───── DATASET CONTENT ─────

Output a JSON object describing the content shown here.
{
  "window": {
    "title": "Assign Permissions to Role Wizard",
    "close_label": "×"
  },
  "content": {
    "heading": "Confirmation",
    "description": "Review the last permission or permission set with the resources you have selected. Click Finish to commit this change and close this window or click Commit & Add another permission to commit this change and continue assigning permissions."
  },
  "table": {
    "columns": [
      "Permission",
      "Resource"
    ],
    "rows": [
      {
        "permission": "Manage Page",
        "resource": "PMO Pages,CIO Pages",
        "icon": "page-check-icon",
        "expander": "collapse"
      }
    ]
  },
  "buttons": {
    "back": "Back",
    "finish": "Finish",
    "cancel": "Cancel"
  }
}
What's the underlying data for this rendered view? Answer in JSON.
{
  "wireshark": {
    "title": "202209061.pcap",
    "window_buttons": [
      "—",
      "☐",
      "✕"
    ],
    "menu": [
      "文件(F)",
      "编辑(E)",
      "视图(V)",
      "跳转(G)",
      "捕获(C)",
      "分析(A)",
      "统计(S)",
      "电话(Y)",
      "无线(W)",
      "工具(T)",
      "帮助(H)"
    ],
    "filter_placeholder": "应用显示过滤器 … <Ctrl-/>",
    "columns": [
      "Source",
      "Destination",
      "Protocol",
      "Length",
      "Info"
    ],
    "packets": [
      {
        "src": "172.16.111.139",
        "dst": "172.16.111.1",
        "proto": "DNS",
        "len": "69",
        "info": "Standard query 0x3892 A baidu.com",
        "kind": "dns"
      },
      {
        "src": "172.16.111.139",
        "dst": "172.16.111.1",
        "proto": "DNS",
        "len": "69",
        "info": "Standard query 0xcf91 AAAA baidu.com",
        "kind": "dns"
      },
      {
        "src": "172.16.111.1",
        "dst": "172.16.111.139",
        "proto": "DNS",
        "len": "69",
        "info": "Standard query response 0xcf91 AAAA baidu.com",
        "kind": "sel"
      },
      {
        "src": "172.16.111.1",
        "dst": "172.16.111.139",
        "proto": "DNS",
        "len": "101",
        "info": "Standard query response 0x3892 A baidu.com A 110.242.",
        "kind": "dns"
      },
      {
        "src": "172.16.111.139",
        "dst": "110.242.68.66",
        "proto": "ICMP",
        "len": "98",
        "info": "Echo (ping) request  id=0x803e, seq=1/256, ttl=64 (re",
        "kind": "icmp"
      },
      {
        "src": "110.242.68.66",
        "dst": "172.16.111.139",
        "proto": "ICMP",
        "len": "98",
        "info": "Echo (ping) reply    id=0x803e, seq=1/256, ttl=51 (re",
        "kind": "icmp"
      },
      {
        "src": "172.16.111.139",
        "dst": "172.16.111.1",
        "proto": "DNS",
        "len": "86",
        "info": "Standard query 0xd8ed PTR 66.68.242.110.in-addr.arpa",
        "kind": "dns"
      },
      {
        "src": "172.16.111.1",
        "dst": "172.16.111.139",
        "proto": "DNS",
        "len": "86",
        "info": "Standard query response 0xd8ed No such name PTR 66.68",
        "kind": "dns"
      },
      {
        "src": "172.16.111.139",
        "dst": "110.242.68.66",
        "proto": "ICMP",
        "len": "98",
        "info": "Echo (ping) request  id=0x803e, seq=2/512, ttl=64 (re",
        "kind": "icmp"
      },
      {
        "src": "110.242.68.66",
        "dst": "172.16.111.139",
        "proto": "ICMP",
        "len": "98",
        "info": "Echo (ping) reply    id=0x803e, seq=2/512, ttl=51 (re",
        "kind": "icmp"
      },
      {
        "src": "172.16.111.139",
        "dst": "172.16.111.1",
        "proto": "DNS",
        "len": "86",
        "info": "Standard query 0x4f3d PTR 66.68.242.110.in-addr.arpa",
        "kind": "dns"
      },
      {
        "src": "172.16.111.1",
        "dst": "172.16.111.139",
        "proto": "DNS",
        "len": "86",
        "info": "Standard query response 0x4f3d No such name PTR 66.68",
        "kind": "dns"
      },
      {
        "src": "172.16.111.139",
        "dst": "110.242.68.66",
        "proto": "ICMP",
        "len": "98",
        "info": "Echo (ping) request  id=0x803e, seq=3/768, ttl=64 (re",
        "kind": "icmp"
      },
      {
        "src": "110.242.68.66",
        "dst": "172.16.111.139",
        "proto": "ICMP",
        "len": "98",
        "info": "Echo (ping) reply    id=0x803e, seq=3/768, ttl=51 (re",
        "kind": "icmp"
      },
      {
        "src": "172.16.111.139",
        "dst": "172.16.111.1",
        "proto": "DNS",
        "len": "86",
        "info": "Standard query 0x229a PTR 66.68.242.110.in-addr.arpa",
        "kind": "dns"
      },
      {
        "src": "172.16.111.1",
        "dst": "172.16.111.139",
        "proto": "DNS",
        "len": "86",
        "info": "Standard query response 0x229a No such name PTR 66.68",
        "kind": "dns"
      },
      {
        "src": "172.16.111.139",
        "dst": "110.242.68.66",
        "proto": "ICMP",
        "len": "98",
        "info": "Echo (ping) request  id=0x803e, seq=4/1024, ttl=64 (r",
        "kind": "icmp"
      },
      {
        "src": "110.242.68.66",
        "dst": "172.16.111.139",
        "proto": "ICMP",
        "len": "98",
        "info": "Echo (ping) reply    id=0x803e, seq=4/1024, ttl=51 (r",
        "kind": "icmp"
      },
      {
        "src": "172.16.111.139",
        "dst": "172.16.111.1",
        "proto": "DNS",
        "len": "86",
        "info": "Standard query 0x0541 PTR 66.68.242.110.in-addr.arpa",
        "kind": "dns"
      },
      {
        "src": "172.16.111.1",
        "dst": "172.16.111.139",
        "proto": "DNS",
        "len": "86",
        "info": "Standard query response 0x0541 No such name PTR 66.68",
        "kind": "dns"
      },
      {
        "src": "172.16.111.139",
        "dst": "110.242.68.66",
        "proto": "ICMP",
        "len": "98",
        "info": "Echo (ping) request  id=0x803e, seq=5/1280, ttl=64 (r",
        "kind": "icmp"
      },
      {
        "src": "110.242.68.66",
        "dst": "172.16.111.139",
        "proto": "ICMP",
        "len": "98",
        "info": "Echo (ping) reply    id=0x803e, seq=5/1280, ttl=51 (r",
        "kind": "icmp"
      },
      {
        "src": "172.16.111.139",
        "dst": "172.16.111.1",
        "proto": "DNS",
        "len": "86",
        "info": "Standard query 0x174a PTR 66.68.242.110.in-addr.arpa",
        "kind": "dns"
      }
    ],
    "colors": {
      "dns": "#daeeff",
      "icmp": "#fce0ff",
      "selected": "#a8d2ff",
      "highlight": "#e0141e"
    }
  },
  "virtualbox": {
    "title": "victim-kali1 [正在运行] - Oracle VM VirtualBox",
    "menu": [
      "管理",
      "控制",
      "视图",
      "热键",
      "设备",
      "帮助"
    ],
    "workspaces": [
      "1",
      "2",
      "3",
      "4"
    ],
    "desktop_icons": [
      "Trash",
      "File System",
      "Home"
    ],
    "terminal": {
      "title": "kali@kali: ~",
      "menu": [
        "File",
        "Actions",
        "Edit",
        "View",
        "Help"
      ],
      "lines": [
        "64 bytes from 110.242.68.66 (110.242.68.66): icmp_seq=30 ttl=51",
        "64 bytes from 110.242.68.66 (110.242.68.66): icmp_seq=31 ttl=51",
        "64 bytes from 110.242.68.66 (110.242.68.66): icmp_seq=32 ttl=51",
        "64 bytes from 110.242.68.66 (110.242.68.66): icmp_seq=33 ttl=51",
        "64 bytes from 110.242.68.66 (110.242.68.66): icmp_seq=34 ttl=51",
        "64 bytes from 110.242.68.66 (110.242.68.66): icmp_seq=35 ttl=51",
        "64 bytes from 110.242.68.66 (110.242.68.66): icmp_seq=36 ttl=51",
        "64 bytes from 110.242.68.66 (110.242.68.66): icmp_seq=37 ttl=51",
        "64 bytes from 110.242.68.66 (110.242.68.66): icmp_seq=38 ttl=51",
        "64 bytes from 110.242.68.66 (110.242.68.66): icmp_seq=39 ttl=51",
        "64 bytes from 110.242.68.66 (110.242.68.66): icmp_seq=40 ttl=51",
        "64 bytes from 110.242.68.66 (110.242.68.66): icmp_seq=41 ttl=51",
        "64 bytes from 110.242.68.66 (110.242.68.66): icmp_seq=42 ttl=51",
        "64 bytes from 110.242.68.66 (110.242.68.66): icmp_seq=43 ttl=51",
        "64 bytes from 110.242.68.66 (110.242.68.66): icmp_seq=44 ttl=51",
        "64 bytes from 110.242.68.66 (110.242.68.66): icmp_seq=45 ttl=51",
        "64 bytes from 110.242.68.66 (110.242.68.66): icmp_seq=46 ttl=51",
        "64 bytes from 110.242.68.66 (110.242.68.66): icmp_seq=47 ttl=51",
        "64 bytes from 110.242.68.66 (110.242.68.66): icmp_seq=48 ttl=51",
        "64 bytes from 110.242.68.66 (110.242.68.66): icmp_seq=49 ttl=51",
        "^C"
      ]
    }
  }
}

─────

- INSTRUCTIONS TO FOLLOW -
Find how many lines of the entries contain "Finish". Respond with the number only.

- CORRECT ANSWER -
2